(Collected data)
****************

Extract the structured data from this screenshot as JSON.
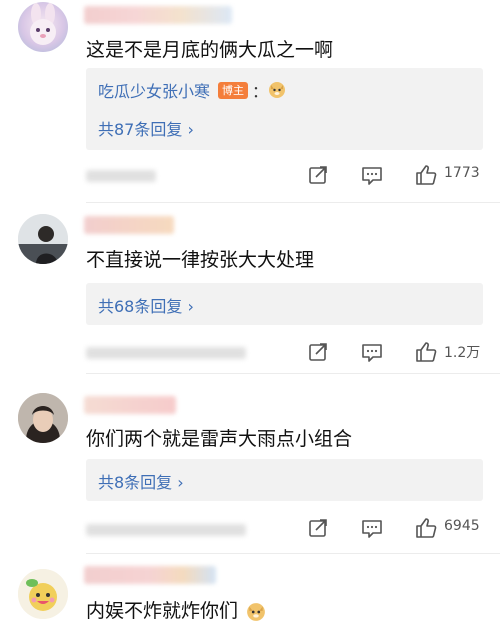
{
  "comments": [
    {
      "text": "这是不是月底的俩大瓜之一啊",
      "reply_preview": {
        "author": "吃瓜少女张小寒",
        "badge": "博主",
        "sep": "："
      },
      "reply_count": "共87条回复 ›",
      "likes": "1773"
    },
    {
      "text": "不直接说一律按张大大处理",
      "reply_count": "共68条回复 ›",
      "likes": "1.2万"
    },
    {
      "text": "你们两个就是雷声大雨点小组合",
      "reply_count": "共8条回复 ›",
      "likes": "6945"
    },
    {
      "text": "内娱不炸就炸你们"
    }
  ],
  "icons": {
    "share": "share-icon",
    "comment": "comment-icon",
    "like": "thumbs-up-icon",
    "emoji": "doge-emoji-icon"
  },
  "colors": {
    "link": "#3f6fb6",
    "badge": "#f47e3b",
    "reply_bg": "#f2f2f2"
  }
}
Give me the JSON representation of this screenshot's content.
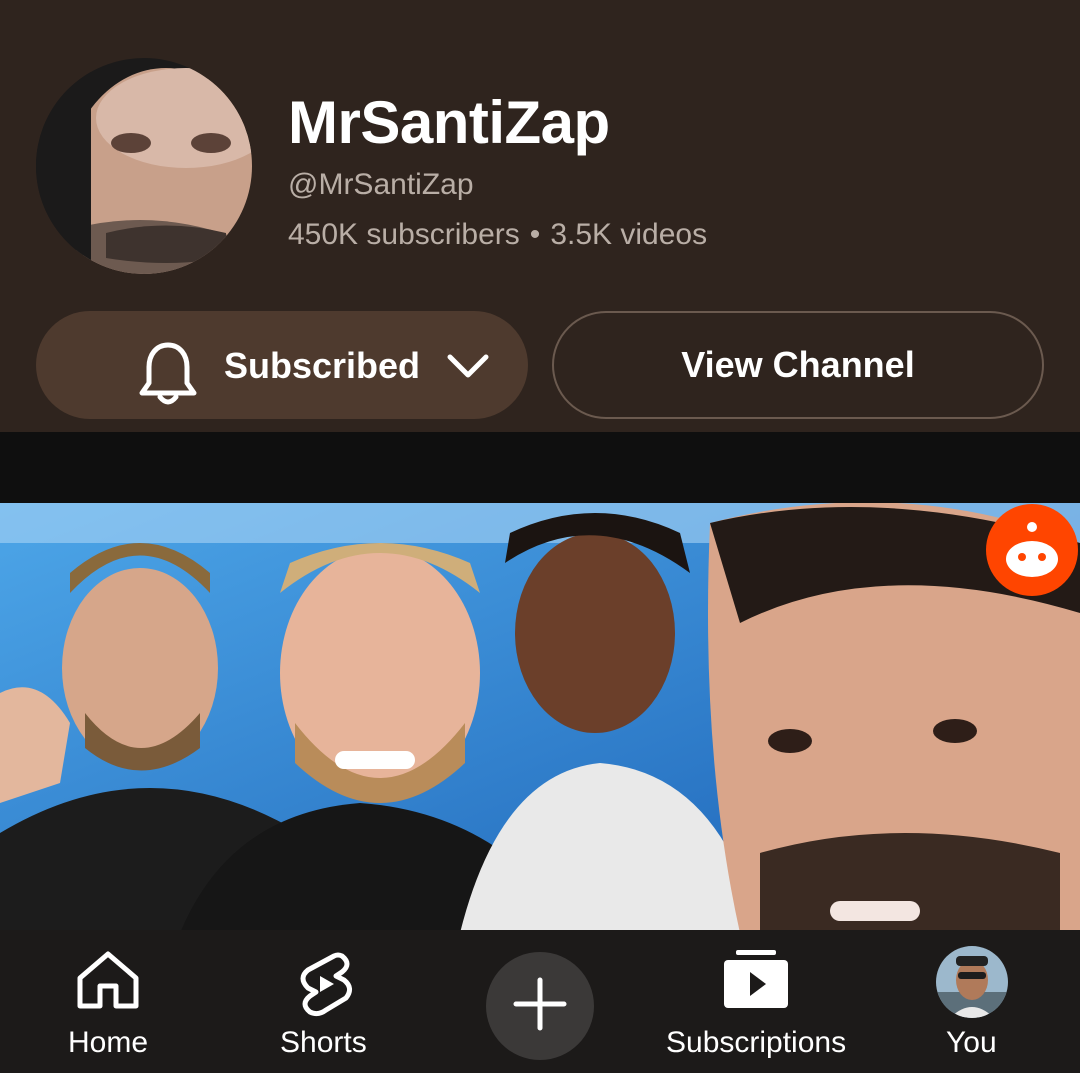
{
  "channel": {
    "name": "MrSantiZap",
    "handle": "@MrSantiZap",
    "subscribers": "450K subscribers",
    "separator": "•",
    "videos": "3.5K videos"
  },
  "buttons": {
    "subscribed_label": "Subscribed",
    "view_channel_label": "View Channel"
  },
  "thumbnail": {
    "badge_icon": "reddit-icon"
  },
  "nav": {
    "items": [
      {
        "label": "Home",
        "icon": "home-icon"
      },
      {
        "label": "Shorts",
        "icon": "shorts-icon"
      },
      {
        "label": "",
        "icon": "plus-icon"
      },
      {
        "label": "Subscriptions",
        "icon": "subscriptions-icon"
      },
      {
        "label": "You",
        "icon": "avatar"
      }
    ]
  },
  "colors": {
    "header_bg": "#2f241e",
    "subscribed_bg": "#4e3a2e",
    "reddit_orange": "#ff4500"
  }
}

****************

## What the task requires
Reproduce the full material exactly, excluding the pictures.

## Complete output
Extract the structured data from this screenshot as JSON.
{
  "comments": [
    {
      "text": "这是不是月底的俩大瓜之一啊",
      "reply_preview": {
        "author": "吃瓜少女张小寒",
        "badge": "博主",
        "sep": "："
      },
      "reply_count": "共87条回复 ›",
      "likes": "1773"
    },
    {
      "text": "不直接说一律按张大大处理",
      "reply_count": "共68条回复 ›",
      "likes": "1.2万"
    },
    {
      "text": "你们两个就是雷声大雨点小组合",
      "reply_count": "共8条回复 ›",
      "likes": "6945"
    },
    {
      "text": "内娱不炸就炸你们"
    }
  ],
  "icons": {
    "share": "share-icon",
    "comment": "comment-icon",
    "like": "thumbs-up-icon",
    "emoji": "doge-emoji-icon"
  },
  "colors": {
    "link": "#3f6fb6",
    "badge": "#f47e3b",
    "reply_bg": "#f2f2f2"
  }
}
Give me the JSON representation of this screenshot's content.
{
  "channel": {
    "name": "MrSantiZap",
    "handle": "@MrSantiZap",
    "subscribers": "450K subscribers",
    "separator": "•",
    "videos": "3.5K videos"
  },
  "buttons": {
    "subscribed_label": "Subscribed",
    "view_channel_label": "View Channel"
  },
  "thumbnail": {
    "badge_icon": "reddit-icon"
  },
  "nav": {
    "items": [
      {
        "label": "Home",
        "icon": "home-icon"
      },
      {
        "label": "Shorts",
        "icon": "shorts-icon"
      },
      {
        "label": "",
        "icon": "plus-icon"
      },
      {
        "label": "Subscriptions",
        "icon": "subscriptions-icon"
      },
      {
        "label": "You",
        "icon": "avatar"
      }
    ]
  },
  "colors": {
    "header_bg": "#2f241e",
    "subscribed_bg": "#4e3a2e",
    "reddit_orange": "#ff4500"
  }
}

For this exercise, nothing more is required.